The Impact of Organic Anion-Transporting Polypeptide (OATP) Variants on the Side Effects of Direct-Acting Antivirals in Hepatitis C Patients

Abstract

Background Organic anion-transporting polypeptides (OATPs) are responsible for the cellular uptake of a broad range of endogenous compounds and xenobiotics in multiple tissues. The aim of our study was to determine whether variations in OATP1B1 and OATP1B3 affect the side effects experienced by hepatitis C patients treated with direct-acting antivirals (DAAs). Methods This study included 199 hepatitis C patients treated with DAAs. Ledipasvir/sofosbuvir or ombitasvir/paritaprevir/ritonavir ± dasabuvir and 162 control individuals without hepatitis C. Treatment-related side effects were recorded. The OATP1B1 gene variations c.388A>G and c.521T>C and the OATP1B3 gene variations c.334T>G and c.699G>A were analyzed via the polymerase chain reaction-restriction fragment length polymorphism method. Allele/genotype combinations of OATP1B1 and OATP1B3 haplotypes were evaluated. Results Side effects were observed in 53 (26.6%) of 199 hepatitis C patients. There were skin mucosal lesions in 19 patients (36%), fatigue in 18 patients (34%), pruritus in 11 patients (20.5%), and other in five patients (9.5%). There was a significant relationship between the c.334T>G variant and side effects (p = 0.030). The frequency distribution of the c.334T>G variant was in Hardy-Weinberg equilibrium. The frequencies of the patient group and the control group were 65.3% and 63%, respectively. We found a significant difference between the patient and control groups in terms of the haplotype ratios of c.388A>G and c.521T>C (p = 0.036). Conclusions We found a significant relationship between the c.334T>G variant in OATP1B3 and DAA-related side effects in hepatitis C patients.

Record set =>
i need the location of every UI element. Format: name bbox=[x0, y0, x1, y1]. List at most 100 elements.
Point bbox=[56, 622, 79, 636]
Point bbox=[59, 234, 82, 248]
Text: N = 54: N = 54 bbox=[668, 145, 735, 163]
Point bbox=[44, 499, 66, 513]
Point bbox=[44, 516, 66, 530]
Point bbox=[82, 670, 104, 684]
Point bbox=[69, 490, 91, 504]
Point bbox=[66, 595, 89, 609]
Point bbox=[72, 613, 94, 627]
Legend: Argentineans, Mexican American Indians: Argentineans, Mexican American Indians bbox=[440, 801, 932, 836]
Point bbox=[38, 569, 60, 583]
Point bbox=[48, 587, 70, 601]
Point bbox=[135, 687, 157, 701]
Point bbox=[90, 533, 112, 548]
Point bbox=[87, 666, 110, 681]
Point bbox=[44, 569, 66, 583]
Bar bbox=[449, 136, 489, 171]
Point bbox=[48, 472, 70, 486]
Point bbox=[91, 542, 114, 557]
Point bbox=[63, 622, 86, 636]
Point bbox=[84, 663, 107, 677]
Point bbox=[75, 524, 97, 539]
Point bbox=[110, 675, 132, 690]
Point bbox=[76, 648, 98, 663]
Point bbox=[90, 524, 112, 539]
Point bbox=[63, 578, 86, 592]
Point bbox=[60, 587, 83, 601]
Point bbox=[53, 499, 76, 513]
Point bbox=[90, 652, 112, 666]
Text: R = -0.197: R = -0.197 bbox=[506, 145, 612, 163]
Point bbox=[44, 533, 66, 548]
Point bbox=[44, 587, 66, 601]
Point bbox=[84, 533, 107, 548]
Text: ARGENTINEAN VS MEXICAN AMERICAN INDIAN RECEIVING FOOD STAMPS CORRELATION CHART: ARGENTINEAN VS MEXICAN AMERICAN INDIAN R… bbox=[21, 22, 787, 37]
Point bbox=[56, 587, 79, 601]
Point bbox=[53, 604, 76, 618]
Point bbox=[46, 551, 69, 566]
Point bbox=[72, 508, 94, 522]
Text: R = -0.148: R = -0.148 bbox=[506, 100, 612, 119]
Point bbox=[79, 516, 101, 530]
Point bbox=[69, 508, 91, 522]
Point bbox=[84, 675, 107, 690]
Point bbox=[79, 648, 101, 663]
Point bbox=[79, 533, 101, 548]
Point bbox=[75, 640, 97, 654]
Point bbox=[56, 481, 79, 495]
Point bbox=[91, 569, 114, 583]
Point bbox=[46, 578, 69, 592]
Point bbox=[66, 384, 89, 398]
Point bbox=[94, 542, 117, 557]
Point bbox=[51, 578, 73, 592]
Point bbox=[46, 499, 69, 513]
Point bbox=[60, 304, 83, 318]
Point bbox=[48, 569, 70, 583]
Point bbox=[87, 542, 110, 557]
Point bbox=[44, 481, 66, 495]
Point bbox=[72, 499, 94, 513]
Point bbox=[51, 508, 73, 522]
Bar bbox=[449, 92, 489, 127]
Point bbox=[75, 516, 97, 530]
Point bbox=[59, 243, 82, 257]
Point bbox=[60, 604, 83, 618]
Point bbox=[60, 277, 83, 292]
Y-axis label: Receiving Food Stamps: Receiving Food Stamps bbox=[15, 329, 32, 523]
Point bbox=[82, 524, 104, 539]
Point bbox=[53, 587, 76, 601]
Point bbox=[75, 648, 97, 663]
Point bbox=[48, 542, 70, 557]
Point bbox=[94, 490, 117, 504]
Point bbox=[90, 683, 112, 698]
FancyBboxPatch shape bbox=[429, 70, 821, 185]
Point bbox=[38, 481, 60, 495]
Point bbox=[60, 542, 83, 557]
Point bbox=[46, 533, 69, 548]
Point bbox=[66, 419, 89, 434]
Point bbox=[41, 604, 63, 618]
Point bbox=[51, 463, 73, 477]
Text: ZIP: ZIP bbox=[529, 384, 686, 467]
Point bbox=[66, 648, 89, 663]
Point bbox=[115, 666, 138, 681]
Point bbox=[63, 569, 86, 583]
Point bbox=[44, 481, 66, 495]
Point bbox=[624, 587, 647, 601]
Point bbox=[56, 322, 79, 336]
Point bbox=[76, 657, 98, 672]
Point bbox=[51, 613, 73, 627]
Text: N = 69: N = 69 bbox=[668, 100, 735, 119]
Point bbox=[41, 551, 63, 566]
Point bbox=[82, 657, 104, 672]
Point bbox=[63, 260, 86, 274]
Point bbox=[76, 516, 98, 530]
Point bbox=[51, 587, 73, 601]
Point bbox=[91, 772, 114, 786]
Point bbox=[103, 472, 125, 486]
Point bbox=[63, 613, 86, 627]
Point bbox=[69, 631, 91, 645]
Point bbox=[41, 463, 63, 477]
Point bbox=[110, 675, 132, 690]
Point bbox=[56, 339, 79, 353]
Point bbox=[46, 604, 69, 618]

Your instructions =>
According to the abstract on OATP variants, how many of the hepatitis C patients had side effects? The records play no part in the work that follows.

Exercise response =>
Side effects were observed in 53 (26.6%) of the 199 hepatitis C patients.